- Raw data
================

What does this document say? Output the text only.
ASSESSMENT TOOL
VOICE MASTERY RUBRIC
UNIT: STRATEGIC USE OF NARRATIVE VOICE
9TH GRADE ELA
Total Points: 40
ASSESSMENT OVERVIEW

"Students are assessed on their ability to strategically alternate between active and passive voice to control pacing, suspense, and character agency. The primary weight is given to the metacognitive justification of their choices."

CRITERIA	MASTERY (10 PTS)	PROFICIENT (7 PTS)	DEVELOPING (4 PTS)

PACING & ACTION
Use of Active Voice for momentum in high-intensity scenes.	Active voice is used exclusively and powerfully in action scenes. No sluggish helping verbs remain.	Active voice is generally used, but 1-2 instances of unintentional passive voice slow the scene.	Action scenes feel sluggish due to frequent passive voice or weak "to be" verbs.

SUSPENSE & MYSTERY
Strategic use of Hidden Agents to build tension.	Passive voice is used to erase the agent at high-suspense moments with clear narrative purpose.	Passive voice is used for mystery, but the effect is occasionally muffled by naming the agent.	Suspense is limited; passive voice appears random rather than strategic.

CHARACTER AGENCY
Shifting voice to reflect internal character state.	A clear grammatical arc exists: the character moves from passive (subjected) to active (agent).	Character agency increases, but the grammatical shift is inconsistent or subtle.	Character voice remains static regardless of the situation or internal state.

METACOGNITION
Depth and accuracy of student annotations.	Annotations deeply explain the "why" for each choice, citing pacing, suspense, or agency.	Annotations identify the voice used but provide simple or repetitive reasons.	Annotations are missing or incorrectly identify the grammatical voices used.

================

- Request
Write the material out again word for word.

- Exercise response
What does this document say? Output the text only.
ASSESSMENT TOOL
VOICE MASTERY RUBRIC
UNIT: STRATEGIC USE OF NARRATIVE VOICE
9TH GRADE ELA
Total Points: 40
ASSESSMENT OVERVIEW

"Students are assessed on their ability to strategically alternate between active and passive voice to control pacing, suspense, and character agency. The primary weight is given to the metacognitive justification of their choices."

CRITERIA	MASTERY (10 PTS)	PROFICIENT (7 PTS)	DEVELOPING (4 PTS)

PACING & ACTION
Use of Active Voice for momentum in high-intensity scenes.	Active voice is used exclusively and powerfully in action scenes. No sluggish helping verbs remain.	Active voice is generally used, but 1-2 instances of unintentional passive voice slow the scene.	Action scenes feel sluggish due to frequent passive voice or weak "to be" verbs.

SUSPENSE & MYSTERY
Strategic use of Hidden Agents to build tension.	Passive voice is used to erase the agent at high-suspense moments with clear narrative purpose.	Passive voice is used for mystery, but the effect is occasionally muffled by naming the agent.	Suspense is limited; passive voice appears random rather than strategic.

CHARACTER AGENCY
Shifting voice to reflect internal character state.	A clear grammatical arc exists: the character moves from passive (subjected) to active (agent).	Character agency increases, but the grammatical shift is inconsistent or subtle.	Character voice remains static regardless of the situation or internal state.

METACOGNITION
Depth and accuracy of student annotations.	Annotations deeply explain the "why" for each choice, citing pacing, suspense, or agency.	Annotations identify the voice used but provide simple or repetitive reasons.	Annotations are missing or incorrectly identify the grammatical voices used.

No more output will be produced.